### Task directions
Without the pictures, output the records below word for word.

### Data to process
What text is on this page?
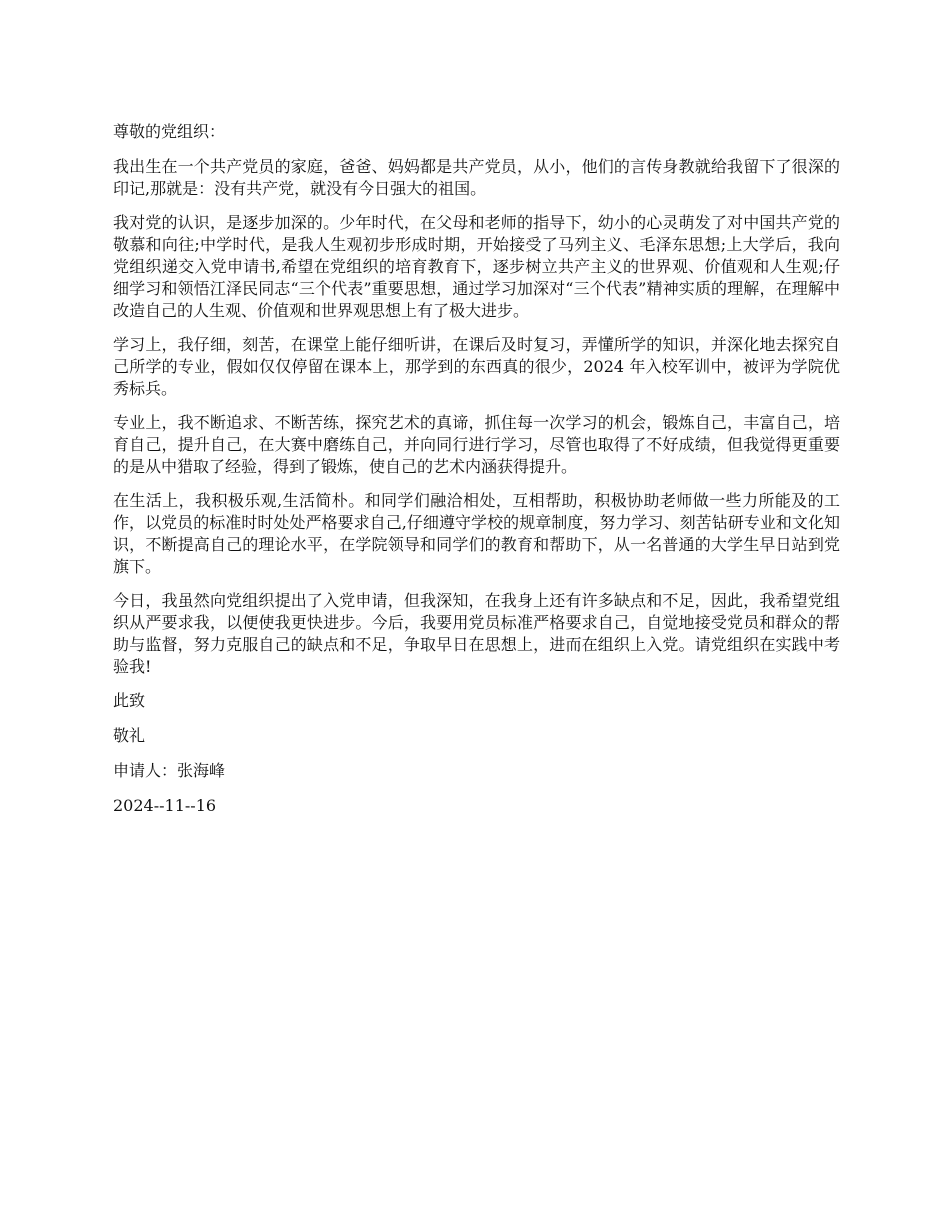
尊敬的党组织：

我出生在一个共产党员的家庭，爸爸、妈妈都是共产党员，从小，他们的言传身教就给我留下了很深的印记,那就是：没有共产党，就没有今日强大的祖国。

我对党的认识，是逐步加深的。少年时代，在父母和老师的指导下，幼小的心灵萌发了对中国共产党的敬慕和向往;中学时代，是我人生观初步形成时期，开始接受了马列主义、毛泽东思想;上大学后，我向党组织递交入党申请书,希望在党组织的培育教育下，逐步树立共产主义的世界观、价值观和人生观;仔细学习和领悟江泽民同志“三个代表”重要思想，通过学习加深对“三个代表”精神实质的理解，在理解中改造自己的人生观、价值观和世界观思想上有了极大进步。

学习上，我仔细，刻苦，在课堂上能仔细听讲，在课后及时复习，弄懂所学的知识，并深化地去探究自己所学的专业，假如仅仅停留在课本上，那学到的东西真的很少，2024 年入校军训中，被评为学院优秀标兵。

专业上，我不断追求、不断苦练，探究艺术的真谛，抓住每一次学习的机会，锻炼自己，丰富自己，培育自己，提升自己，在大赛中磨练自己，并向同行进行学习，尽管也取得了不好成绩，但我觉得更重要的是从中猎取了经验，得到了锻炼，使自己的艺术内涵获得提升。

在生活上，我积极乐观,生活简朴。和同学们融洽相处，互相帮助，积极协助老师做一些力所能及的工作，以党员的标准时时处处严格要求自己,仔细遵守学校的规章制度，努力学习、刻苦钻研专业和文化知识，不断提高自己的理论水平，在学院领导和同学们的教育和帮助下，从一名普通的大学生早日站到党旗下。

今日，我虽然向党组织提出了入党申请，但我深知，在我身上还有许多缺点和不足，因此，我希望党组织从严要求我，以便使我更快进步。今后，我要用党员标准严格要求自己，自觉地接受党员和群众的帮助与监督，努力克服自己的缺点和不足，争取早日在思想上，进而在组织上入党。请党组织在实践中考验我!

此致

敬礼

申请人：张海峰

2024--11--16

### Exercise output
What text is on this page?
尊敬的党组织：

我出生在一个共产党员的家庭，爸爸、妈妈都是共产党员，从小，他们的言传身教就给我留下了很深的印记,那就是：没有共产党，就没有今日强大的祖国。

我对党的认识，是逐步加深的。少年时代，在父母和老师的指导下，幼小的心灵萌发了对中国共产党的敬慕和向往;中学时代，是我人生观初步形成时期，开始接受了马列主义、毛泽东思想;上大学后，我向党组织递交入党申请书,希望在党组织的培育教育下，逐步树立共产主义的世界观、价值观和人生观;仔细学习和领悟江泽民同志“三个代表”重要思想，通过学习加深对“三个代表”精神实质的理解，在理解中改造自己的人生观、价值观和世界观思想上有了极大进步。

学习上，我仔细，刻苦，在课堂上能仔细听讲，在课后及时复习，弄懂所学的知识，并深化地去探究自己所学的专业，假如仅仅停留在课本上，那学到的东西真的很少，2024 年入校军训中，被评为学院优秀标兵。

专业上，我不断追求、不断苦练，探究艺术的真谛，抓住每一次学习的机会，锻炼自己，丰富自己，培育自己，提升自己，在大赛中磨练自己，并向同行进行学习，尽管也取得了不好成绩，但我觉得更重要的是从中猎取了经验，得到了锻炼，使自己的艺术内涵获得提升。

在生活上，我积极乐观,生活简朴。和同学们融洽相处，互相帮助，积极协助老师做一些力所能及的工作，以党员的标准时时处处严格要求自己,仔细遵守学校的规章制度，努力学习、刻苦钻研专业和文化知识，不断提高自己的理论水平，在学院领导和同学们的教育和帮助下，从一名普通的大学生早日站到党旗下。

今日，我虽然向党组织提出了入党申请，但我深知，在我身上还有许多缺点和不足，因此，我希望党组织从严要求我，以便使我更快进步。今后，我要用党员标准严格要求自己，自觉地接受党员和群众的帮助与监督，努力克服自己的缺点和不足，争取早日在思想上，进而在组织上入党。请党组织在实践中考验我!

此致

敬礼

申请人：张海峰

2024--11--16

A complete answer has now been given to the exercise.